• _Written exercise_
Print out every line, exactly as written.

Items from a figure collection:
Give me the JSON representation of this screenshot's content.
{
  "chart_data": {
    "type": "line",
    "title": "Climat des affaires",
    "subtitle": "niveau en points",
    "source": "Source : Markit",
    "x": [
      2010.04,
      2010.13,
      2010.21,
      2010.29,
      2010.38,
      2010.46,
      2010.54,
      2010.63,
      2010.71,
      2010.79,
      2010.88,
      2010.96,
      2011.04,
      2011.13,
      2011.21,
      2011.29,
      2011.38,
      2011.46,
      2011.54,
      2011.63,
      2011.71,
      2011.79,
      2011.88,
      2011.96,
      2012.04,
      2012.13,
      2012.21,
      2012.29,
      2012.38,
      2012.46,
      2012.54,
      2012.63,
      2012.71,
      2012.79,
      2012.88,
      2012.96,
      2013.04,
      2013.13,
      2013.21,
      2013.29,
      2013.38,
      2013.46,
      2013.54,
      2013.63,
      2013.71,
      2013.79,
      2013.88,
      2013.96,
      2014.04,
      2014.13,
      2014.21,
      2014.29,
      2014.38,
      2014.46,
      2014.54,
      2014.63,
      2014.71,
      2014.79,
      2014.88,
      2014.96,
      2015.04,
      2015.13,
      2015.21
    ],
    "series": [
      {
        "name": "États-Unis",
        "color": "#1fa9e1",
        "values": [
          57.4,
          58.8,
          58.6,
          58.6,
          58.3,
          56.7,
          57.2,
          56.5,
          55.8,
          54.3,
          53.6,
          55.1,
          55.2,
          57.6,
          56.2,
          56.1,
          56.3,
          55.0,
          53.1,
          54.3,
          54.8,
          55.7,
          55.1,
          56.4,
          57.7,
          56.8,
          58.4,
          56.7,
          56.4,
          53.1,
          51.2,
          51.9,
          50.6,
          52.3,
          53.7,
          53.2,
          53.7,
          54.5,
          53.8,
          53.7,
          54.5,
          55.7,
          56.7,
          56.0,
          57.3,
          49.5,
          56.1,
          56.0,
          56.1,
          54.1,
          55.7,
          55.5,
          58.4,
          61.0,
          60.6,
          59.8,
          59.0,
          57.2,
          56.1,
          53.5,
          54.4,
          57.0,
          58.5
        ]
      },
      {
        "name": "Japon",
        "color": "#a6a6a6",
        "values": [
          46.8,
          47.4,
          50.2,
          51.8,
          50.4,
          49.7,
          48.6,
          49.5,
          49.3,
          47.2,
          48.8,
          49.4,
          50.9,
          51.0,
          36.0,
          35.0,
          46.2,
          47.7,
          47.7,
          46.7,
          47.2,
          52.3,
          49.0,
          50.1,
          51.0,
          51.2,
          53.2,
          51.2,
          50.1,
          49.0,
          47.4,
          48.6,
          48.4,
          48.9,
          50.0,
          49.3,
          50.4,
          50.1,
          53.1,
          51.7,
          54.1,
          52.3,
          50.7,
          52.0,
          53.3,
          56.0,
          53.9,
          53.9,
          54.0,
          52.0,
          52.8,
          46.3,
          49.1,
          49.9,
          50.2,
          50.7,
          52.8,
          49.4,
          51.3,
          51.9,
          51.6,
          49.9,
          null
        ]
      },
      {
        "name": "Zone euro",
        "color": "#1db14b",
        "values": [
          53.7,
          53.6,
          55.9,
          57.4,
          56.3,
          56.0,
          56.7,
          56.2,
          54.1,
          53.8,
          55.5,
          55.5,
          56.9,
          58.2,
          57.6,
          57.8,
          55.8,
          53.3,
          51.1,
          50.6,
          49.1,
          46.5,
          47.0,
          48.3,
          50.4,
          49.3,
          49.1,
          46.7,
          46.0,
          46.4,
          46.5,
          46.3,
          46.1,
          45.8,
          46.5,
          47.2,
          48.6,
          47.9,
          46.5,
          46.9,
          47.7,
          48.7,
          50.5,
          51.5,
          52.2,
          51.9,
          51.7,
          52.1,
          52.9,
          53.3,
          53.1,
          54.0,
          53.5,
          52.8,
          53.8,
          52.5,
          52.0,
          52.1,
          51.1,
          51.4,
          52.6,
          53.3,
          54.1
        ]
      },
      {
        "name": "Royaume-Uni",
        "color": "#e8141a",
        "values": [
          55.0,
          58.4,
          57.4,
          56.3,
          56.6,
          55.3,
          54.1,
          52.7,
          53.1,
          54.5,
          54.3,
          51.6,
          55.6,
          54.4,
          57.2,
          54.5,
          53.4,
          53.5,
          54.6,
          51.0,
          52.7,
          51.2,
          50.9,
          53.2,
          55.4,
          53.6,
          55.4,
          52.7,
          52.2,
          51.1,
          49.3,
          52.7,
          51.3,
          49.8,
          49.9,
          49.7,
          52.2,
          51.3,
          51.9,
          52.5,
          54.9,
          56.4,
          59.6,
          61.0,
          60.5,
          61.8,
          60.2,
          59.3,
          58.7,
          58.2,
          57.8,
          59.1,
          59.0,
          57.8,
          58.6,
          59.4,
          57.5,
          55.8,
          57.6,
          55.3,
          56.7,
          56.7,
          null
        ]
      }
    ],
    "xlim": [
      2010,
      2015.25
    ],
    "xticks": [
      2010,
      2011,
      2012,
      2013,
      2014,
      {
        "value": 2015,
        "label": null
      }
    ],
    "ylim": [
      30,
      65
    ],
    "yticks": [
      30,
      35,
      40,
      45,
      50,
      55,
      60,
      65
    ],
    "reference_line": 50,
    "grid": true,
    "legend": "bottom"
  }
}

• _Written answer_
Give me the JSON representation of this screenshot's content.
{
  "chart_data": {
    "type": "line",
    "title": "Climat des affaires",
    "subtitle": "niveau en points",
    "source": "Source : Markit",
    "x": [
      2010.04,
      2010.13,
      2010.21,
      2010.29,
      2010.38,
      2010.46,
      2010.54,
      2010.63,
      2010.71,
      2010.79,
      2010.88,
      2010.96,
      2011.04,
      2011.13,
      2011.21,
      2011.29,
      2011.38,
      2011.46,
      2011.54,
      2011.63,
      2011.71,
      2011.79,
      2011.88,
      2011.96,
      2012.04,
      2012.13,
      2012.21,
      2012.29,
      2012.38,
      2012.46,
      2012.54,
      2012.63,
      2012.71,
      2012.79,
      2012.88,
      2012.96,
      2013.04,
      2013.13,
      2013.21,
      2013.29,
      2013.38,
      2013.46,
      2013.54,
      2013.63,
      2013.71,
      2013.79,
      2013.88,
      2013.96,
      2014.04,
      2014.13,
      2014.21,
      2014.29,
      2014.38,
      2014.46,
      2014.54,
      2014.63,
      2014.71,
      2014.79,
      2014.88,
      2014.96,
      2015.04,
      2015.13,
      2015.21
    ],
    "series": [
      {
        "name": "États-Unis",
        "color": "#1fa9e1",
        "values": [
          57.4,
          58.8,
          58.6,
          58.6,
          58.3,
          56.7,
          57.2,
          56.5,
          55.8,
          54.3,
          53.6,
          55.1,
          55.2,
          57.6,
          56.2,
          56.1,
          56.3,
          55.0,
          53.1,
          54.3,
          54.8,
          55.7,
          55.1,
          56.4,
          57.7,
          56.8,
          58.4,
          56.7,
          56.4,
          53.1,
          51.2,
          51.9,
          50.6,
          52.3,
          53.7,
          53.2,
          53.7,
          54.5,
          53.8,
          53.7,
          54.5,
          55.7,
          56.7,
          56.0,
          57.3,
          49.5,
          56.1,
          56.0,
          56.1,
          54.1,
          55.7,
          55.5,
          58.4,
          61.0,
          60.6,
          59.8,
          59.0,
          57.2,
          56.1,
          53.5,
          54.4,
          57.0,
          58.5
        ]
      },
      {
        "name": "Japon",
        "color": "#a6a6a6",
        "values": [
          46.8,
          47.4,
          50.2,
          51.8,
          50.4,
          49.7,
          48.6,
          49.5,
          49.3,
          47.2,
          48.8,
          49.4,
          50.9,
          51.0,
          36.0,
          35.0,
          46.2,
          47.7,
          47.7,
          46.7,
          47.2,
          52.3,
          49.0,
          50.1,
          51.0,
          51.2,
          53.2,
          51.2,
          50.1,
          49.0,
          47.4,
          48.6,
          48.4,
          48.9,
          50.0,
          49.3,
          50.4,
          50.1,
          53.1,
          51.7,
          54.1,
          52.3,
          50.7,
          52.0,
          53.3,
          56.0,
          53.9,
          53.9,
          54.0,
          52.0,
          52.8,
          46.3,
          49.1,
          49.9,
          50.2,
          50.7,
          52.8,
          49.4,
          51.3,
          51.9,
          51.6,
          49.9,
          null
        ]
      },
      {
        "name": "Zone euro",
        "color": "#1db14b",
        "values": [
          53.7,
          53.6,
          55.9,
          57.4,
          56.3,
          56.0,
          56.7,
          56.2,
          54.1,
          53.8,
          55.5,
          55.5,
          56.9,
          58.2,
          57.6,
          57.8,
          55.8,
          53.3,
          51.1,
          50.6,
          49.1,
          46.5,
          47.0,
          48.3,
          50.4,
          49.3,
          49.1,
          46.7,
          46.0,
          46.4,
          46.5,
          46.3,
          46.1,
          45.8,
          46.5,
          47.2,
          48.6,
          47.9,
          46.5,
          46.9,
          47.7,
          48.7,
          50.5,
          51.5,
          52.2,
          51.9,
          51.7,
          52.1,
          52.9,
          53.3,
          53.1,
          54.0,
          53.5,
          52.8,
          53.8,
          52.5,
          52.0,
          52.1,
          51.1,
          51.4,
          52.6,
          53.3,
          54.1
        ]
      },
      {
        "name": "Royaume-Uni",
        "color": "#e8141a",
        "values": [
          55.0,
          58.4,
          57.4,
          56.3,
          56.6,
          55.3,
          54.1,
          52.7,
          53.1,
          54.5,
          54.3,
          51.6,
          55.6,
          54.4,
          57.2,
          54.5,
          53.4,
          53.5,
          54.6,
          51.0,
          52.7,
          51.2,
          50.9,
          53.2,
          55.4,
          53.6,
          55.4,
          52.7,
          52.2,
          51.1,
          49.3,
          52.7,
          51.3,
          49.8,
          49.9,
          49.7,
          52.2,
          51.3,
          51.9,
          52.5,
          54.9,
          56.4,
          59.6,
          61.0,
          60.5,
          61.8,
          60.2,
          59.3,
          58.7,
          58.2,
          57.8,
          59.1,
          59.0,
          57.8,
          58.6,
          59.4,
          57.5,
          55.8,
          57.6,
          55.3,
          56.7,
          56.7,
          null
        ]
      }
    ],
    "xlim": [
      2010,
      2015.25
    ],
    "xticks": [
      2010,
      2011,
      2012,
      2013,
      2014,
      {
        "value": 2015,
        "label": null
      }
    ],
    "ylim": [
      30,
      65
    ],
    "yticks": [
      30,
      35,
      40,
      45,
      50,
      55,
      60,
      65
    ],
    "reference_line": 50,
    "grid": true,
    "legend": "bottom"
  }
}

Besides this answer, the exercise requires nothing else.